* [Given request] Find the lines with the string "friends" and return them.

Some records
---
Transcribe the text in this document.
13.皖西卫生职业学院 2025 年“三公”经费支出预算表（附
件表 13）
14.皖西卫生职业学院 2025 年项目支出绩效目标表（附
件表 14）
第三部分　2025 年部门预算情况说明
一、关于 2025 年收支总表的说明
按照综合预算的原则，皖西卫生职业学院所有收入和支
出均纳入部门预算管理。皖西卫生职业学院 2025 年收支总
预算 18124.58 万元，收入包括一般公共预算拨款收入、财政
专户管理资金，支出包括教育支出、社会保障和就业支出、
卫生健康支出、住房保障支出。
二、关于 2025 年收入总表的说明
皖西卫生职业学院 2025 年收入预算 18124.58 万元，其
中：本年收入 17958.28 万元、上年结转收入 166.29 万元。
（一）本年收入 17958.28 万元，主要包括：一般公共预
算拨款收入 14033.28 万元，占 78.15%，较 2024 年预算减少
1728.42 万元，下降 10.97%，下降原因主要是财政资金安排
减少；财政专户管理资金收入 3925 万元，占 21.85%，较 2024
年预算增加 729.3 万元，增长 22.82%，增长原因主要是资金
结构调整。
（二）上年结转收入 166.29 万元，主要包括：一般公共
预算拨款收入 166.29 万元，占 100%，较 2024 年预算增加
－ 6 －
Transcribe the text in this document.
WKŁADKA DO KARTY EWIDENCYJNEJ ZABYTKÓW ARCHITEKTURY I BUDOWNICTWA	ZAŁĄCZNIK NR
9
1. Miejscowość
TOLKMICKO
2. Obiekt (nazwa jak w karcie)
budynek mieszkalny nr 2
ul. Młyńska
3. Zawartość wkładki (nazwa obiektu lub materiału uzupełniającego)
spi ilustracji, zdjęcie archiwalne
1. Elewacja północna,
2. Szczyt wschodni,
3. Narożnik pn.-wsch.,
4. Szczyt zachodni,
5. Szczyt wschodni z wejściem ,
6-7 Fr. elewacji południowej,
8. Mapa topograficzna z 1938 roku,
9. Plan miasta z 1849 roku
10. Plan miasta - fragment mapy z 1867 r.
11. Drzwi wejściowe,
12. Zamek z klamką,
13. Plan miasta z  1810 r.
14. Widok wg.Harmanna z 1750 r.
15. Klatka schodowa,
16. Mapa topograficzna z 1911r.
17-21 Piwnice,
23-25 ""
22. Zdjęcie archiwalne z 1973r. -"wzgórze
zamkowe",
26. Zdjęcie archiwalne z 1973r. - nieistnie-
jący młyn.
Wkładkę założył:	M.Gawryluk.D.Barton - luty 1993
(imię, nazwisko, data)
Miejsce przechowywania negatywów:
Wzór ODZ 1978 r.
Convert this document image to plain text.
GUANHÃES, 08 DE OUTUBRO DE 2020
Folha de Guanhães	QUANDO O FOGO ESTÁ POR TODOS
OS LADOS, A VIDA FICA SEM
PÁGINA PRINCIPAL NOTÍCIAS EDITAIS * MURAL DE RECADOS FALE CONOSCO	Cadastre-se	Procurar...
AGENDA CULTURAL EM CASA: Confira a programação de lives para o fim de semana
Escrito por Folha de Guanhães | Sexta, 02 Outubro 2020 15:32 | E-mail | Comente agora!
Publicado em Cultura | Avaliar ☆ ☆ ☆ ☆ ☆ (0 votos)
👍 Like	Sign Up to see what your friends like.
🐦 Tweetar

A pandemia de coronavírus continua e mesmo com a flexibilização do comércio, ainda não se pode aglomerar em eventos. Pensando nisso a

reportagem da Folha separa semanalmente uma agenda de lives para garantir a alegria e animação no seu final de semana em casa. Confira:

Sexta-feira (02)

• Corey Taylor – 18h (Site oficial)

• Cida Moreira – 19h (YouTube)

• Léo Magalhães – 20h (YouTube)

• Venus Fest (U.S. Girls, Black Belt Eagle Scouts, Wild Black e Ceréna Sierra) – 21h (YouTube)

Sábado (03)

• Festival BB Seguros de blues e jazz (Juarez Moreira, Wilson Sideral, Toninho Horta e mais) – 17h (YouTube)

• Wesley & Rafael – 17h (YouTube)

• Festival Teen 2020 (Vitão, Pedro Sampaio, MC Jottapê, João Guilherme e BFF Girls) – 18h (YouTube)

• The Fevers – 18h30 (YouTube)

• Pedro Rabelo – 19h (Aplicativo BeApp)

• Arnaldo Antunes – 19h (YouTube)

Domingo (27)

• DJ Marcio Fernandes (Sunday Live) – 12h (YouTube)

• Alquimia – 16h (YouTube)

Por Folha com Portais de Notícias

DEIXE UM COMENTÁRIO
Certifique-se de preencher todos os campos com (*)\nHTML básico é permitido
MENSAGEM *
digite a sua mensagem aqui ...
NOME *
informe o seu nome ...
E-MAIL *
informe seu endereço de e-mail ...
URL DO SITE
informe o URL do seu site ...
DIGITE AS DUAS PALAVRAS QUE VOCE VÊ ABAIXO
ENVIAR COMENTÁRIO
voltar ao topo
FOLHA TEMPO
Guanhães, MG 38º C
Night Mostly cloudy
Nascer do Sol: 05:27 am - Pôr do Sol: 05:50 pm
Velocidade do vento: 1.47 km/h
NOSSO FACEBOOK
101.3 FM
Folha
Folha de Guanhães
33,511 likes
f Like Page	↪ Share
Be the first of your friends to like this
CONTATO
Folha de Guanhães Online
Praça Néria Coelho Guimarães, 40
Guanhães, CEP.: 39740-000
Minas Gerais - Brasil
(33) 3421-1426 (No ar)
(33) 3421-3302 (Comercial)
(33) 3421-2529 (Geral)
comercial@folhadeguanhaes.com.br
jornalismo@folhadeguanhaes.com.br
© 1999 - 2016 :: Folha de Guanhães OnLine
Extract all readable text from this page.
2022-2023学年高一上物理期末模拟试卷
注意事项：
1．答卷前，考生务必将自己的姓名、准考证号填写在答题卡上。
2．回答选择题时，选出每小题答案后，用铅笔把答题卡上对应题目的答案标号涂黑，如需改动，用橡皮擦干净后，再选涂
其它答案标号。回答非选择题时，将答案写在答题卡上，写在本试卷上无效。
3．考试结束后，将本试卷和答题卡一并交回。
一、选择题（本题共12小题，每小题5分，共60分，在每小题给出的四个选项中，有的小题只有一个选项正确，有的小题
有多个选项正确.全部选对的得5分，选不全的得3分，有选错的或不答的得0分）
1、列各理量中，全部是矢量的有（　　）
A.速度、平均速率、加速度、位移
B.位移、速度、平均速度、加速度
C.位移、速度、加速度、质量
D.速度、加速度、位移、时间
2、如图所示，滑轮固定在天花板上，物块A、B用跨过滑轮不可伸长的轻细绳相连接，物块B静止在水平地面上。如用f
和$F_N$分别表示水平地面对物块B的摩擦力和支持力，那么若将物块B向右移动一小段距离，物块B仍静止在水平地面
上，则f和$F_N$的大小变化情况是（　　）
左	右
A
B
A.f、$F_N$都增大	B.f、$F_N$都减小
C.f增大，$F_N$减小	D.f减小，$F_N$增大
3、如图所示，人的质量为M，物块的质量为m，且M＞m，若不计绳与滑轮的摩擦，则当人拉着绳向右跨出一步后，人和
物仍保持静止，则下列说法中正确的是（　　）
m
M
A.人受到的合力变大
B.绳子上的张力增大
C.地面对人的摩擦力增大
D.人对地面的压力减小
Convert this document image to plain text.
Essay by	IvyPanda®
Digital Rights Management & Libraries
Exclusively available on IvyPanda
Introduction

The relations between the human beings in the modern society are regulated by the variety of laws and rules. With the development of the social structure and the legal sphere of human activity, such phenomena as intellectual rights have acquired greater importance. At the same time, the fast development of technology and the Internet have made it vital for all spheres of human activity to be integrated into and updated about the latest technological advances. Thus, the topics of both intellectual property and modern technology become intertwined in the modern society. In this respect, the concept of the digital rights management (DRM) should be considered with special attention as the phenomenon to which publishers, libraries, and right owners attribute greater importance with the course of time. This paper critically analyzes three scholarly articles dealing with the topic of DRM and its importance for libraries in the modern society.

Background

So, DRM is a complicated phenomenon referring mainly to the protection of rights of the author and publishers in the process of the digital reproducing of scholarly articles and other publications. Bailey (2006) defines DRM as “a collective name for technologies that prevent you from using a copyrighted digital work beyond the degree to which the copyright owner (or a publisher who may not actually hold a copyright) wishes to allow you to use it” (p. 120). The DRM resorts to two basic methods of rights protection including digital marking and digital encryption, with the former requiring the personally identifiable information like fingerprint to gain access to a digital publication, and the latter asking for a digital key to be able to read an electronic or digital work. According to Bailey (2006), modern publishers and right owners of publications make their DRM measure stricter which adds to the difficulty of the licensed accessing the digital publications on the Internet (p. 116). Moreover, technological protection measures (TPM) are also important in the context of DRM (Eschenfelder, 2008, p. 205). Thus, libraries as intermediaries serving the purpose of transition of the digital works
---
* [Correct answer]
👍 Like	Sign Up to see what your friends like.
Be the first of your friends to like this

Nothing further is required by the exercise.